Could you transcribe the material below exactly, without leaving out a single line?

Items from a figure collection:
────────

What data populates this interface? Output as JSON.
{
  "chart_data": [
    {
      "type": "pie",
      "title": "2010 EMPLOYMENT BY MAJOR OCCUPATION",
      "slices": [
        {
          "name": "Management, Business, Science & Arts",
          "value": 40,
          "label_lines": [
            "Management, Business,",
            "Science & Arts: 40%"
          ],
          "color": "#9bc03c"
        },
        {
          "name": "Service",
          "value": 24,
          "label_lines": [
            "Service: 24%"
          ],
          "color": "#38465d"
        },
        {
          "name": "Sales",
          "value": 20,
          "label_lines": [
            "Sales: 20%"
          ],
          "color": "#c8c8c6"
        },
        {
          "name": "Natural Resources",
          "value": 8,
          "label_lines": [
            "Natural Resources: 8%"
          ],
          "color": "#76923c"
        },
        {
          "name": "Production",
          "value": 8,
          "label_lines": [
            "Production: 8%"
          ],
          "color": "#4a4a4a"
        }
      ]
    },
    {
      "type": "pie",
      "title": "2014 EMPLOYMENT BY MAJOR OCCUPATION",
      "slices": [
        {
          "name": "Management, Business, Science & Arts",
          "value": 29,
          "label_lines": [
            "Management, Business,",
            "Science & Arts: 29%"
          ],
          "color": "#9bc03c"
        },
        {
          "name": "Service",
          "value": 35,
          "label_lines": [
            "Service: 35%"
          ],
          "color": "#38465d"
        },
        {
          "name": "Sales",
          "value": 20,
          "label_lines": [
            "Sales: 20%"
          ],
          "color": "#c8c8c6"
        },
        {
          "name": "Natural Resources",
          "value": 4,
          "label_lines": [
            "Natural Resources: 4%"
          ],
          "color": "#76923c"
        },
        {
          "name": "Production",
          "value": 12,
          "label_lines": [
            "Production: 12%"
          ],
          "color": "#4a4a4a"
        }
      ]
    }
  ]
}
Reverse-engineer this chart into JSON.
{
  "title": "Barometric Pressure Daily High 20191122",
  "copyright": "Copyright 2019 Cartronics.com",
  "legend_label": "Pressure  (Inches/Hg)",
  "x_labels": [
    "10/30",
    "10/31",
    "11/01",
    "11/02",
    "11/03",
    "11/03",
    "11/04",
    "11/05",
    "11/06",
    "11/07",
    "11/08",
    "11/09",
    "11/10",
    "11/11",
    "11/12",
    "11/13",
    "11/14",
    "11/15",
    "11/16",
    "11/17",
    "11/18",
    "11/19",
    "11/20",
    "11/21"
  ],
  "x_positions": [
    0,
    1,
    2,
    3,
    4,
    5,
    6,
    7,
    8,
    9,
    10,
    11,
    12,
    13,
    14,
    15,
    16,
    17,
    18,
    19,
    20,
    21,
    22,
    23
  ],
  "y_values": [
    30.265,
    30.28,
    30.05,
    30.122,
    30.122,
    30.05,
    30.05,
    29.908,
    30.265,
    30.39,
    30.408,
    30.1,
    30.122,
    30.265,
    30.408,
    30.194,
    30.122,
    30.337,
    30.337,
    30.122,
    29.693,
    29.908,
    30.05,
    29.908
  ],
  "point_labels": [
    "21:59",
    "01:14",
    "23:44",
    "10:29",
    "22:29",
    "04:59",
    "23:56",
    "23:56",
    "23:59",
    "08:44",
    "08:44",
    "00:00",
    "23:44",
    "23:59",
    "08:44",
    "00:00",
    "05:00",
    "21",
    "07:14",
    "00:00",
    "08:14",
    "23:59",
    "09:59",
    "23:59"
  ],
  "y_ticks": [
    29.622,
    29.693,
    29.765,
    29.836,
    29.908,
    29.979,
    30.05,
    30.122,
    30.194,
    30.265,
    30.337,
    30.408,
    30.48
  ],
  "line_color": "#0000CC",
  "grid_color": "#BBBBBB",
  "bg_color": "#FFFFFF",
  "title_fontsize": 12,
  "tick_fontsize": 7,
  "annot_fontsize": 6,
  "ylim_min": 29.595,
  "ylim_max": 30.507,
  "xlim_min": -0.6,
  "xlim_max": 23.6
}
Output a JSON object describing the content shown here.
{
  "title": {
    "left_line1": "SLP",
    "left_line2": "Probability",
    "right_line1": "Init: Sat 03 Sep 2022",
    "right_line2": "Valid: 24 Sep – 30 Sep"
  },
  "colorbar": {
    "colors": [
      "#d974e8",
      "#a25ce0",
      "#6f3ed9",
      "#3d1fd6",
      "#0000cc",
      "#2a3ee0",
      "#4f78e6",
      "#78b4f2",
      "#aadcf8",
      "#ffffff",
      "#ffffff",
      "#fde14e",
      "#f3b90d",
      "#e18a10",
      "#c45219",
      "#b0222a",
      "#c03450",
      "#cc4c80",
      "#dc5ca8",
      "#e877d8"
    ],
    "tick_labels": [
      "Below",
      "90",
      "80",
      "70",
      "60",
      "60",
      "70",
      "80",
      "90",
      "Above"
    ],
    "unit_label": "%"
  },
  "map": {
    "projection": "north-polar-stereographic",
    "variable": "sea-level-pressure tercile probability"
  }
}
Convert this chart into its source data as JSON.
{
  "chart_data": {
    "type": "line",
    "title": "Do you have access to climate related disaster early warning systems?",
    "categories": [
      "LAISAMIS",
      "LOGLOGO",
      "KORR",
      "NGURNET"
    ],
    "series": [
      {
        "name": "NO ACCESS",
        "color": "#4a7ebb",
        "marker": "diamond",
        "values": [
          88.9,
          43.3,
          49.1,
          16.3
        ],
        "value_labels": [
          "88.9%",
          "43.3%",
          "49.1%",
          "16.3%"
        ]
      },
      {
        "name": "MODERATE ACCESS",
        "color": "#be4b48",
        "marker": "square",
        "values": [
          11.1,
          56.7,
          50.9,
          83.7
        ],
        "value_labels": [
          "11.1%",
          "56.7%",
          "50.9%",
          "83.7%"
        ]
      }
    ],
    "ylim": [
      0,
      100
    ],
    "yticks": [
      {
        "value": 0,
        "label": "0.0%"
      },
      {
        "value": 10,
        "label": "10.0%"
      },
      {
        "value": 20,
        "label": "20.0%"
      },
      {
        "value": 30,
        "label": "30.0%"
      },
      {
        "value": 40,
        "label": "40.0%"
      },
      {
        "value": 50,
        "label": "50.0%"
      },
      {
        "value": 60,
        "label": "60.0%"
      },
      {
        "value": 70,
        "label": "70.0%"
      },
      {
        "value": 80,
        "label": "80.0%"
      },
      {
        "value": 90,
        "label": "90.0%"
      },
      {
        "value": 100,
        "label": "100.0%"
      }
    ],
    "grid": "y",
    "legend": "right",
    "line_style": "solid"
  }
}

────────

_Final answer_:
What data populates this interface? Output as JSON.
{
  "chart_data": [
    {
      "type": "pie",
      "title": "2010 EMPLOYMENT BY MAJOR OCCUPATION",
      "slices": [
        {
          "name": "Management, Business, Science & Arts",
          "value": 40,
          "label_lines": [
            "Management, Business,",
            "Science & Arts: 40%"
          ],
          "color": "#9bc03c"
        },
        {
          "name": "Service",
          "value": 24,
          "label_lines": [
            "Service: 24%"
          ],
          "color": "#38465d"
        },
        {
          "name": "Sales",
          "value": 20,
          "label_lines": [
            "Sales: 20%"
          ],
          "color": "#c8c8c6"
        },
        {
          "name": "Natural Resources",
          "value": 8,
          "label_lines": [
            "Natural Resources: 8%"
          ],
          "color": "#76923c"
        },
        {
          "name": "Production",
          "value": 8,
          "label_lines": [
            "Production: 8%"
          ],
          "color": "#4a4a4a"
        }
      ]
    },
    {
      "type": "pie",
      "title": "2014 EMPLOYMENT BY MAJOR OCCUPATION",
      "slices": [
        {
          "name": "Management, Business, Science & Arts",
          "value": 29,
          "label_lines": [
            "Management, Business,",
            "Science & Arts: 29%"
          ],
          "color": "#9bc03c"
        },
        {
          "name": "Service",
          "value": 35,
          "label_lines": [
            "Service: 35%"
          ],
          "color": "#38465d"
        },
        {
          "name": "Sales",
          "value": 20,
          "label_lines": [
            "Sales: 20%"
          ],
          "color": "#c8c8c6"
        },
        {
          "name": "Natural Resources",
          "value": 4,
          "label_lines": [
            "Natural Resources: 4%"
          ],
          "color": "#76923c"
        },
        {
          "name": "Production",
          "value": 12,
          "label_lines": [
            "Production: 12%"
          ],
          "color": "#4a4a4a"
        }
      ]
    }
  ]
}
Reverse-engineer this chart into JSON.
{
  "title": "Barometric Pressure Daily High 20191122",
  "copyright": "Copyright 2019 Cartronics.com",
  "legend_label": "Pressure  (Inches/Hg)",
  "x_labels": [
    "10/30",
    "10/31",
    "11/01",
    "11/02",
    "11/03",
    "11/03",
    "11/04",
    "11/05",
    "11/06",
    "11/07",
    "11/08",
    "11/09",
    "11/10",
    "11/11",
    "11/12",
    "11/13",
    "11/14",
    "11/15",
    "11/16",
    "11/17",
    "11/18",
    "11/19",
    "11/20",
    "11/21"
  ],
  "x_positions": [
    0,
    1,
    2,
    3,
    4,
    5,
    6,
    7,
    8,
    9,
    10,
    11,
    12,
    13,
    14,
    15,
    16,
    17,
    18,
    19,
    20,
    21,
    22,
    23
  ],
  "y_values": [
    30.265,
    30.28,
    30.05,
    30.122,
    30.122,
    30.05,
    30.05,
    29.908,
    30.265,
    30.39,
    30.408,
    30.1,
    30.122,
    30.265,
    30.408,
    30.194,
    30.122,
    30.337,
    30.337,
    30.122,
    29.693,
    29.908,
    30.05,
    29.908
  ],
  "point_labels": [
    "21:59",
    "01:14",
    "23:44",
    "10:29",
    "22:29",
    "04:59",
    "23:56",
    "23:56",
    "23:59",
    "08:44",
    "08:44",
    "00:00",
    "23:44",
    "23:59",
    "08:44",
    "00:00",
    "05:00",
    "21",
    "07:14",
    "00:00",
    "08:14",
    "23:59",
    "09:59",
    "23:59"
  ],
  "y_ticks": [
    29.622,
    29.693,
    29.765,
    29.836,
    29.908,
    29.979,
    30.05,
    30.122,
    30.194,
    30.265,
    30.337,
    30.408,
    30.48
  ],
  "line_color": "#0000CC",
  "grid_color": "#BBBBBB",
  "bg_color": "#FFFFFF",
  "title_fontsize": 12,
  "tick_fontsize": 7,
  "annot_fontsize": 6,
  "ylim_min": 29.595,
  "ylim_max": 30.507,
  "xlim_min": -0.6,
  "xlim_max": 23.6
}
Output a JSON object describing the content shown here.
{
  "title": {
    "left_line1": "SLP",
    "left_line2": "Probability",
    "right_line1": "Init: Sat 03 Sep 2022",
    "right_line2": "Valid: 24 Sep – 30 Sep"
  },
  "colorbar": {
    "colors": [
      "#d974e8",
      "#a25ce0",
      "#6f3ed9",
      "#3d1fd6",
      "#0000cc",
      "#2a3ee0",
      "#4f78e6",
      "#78b4f2",
      "#aadcf8",
      "#ffffff",
      "#ffffff",
      "#fde14e",
      "#f3b90d",
      "#e18a10",
      "#c45219",
      "#b0222a",
      "#c03450",
      "#cc4c80",
      "#dc5ca8",
      "#e877d8"
    ],
    "tick_labels": [
      "Below",
      "90",
      "80",
      "70",
      "60",
      "60",
      "70",
      "80",
      "90",
      "Above"
    ],
    "unit_label": "%"
  },
  "map": {
    "projection": "north-polar-stereographic",
    "variable": "sea-level-pressure tercile probability"
  }
}
Convert this chart into its source data as JSON.
{
  "chart_data": {
    "type": "line",
    "title": "Do you have access to climate related disaster early warning systems?",
    "categories": [
      "LAISAMIS",
      "LOGLOGO",
      "KORR",
      "NGURNET"
    ],
    "series": [
      {
        "name": "NO ACCESS",
        "color": "#4a7ebb",
        "marker": "diamond",
        "values": [
          88.9,
          43.3,
          49.1,
          16.3
        ],
        "value_labels": [
          "88.9%",
          "43.3%",
          "49.1%",
          "16.3%"
        ]
      },
      {
        "name": "MODERATE ACCESS",
        "color": "#be4b48",
        "marker": "square",
        "values": [
          11.1,
          56.7,
          50.9,
          83.7
        ],
        "value_labels": [
          "11.1%",
          "56.7%",
          "50.9%",
          "83.7%"
        ]
      }
    ],
    "ylim": [
      0,
      100
    ],
    "yticks": [
      {
        "value": 0,
        "label": "0.0%"
      },
      {
        "value": 10,
        "label": "10.0%"
      },
      {
        "value": 20,
        "label": "20.0%"
      },
      {
        "value": 30,
        "label": "30.0%"
      },
      {
        "value": 40,
        "label": "40.0%"
      },
      {
        "value": 50,
        "label": "50.0%"
      },
      {
        "value": 60,
        "label": "60.0%"
      },
      {
        "value": 70,
        "label": "70.0%"
      },
      {
        "value": 80,
        "label": "80.0%"
      },
      {
        "value": 90,
        "label": "90.0%"
      },
      {
        "value": 100,
        "label": "100.0%"
      }
    ],
    "grid": "y",
    "legend": "right",
    "line_style": "solid"
  }
}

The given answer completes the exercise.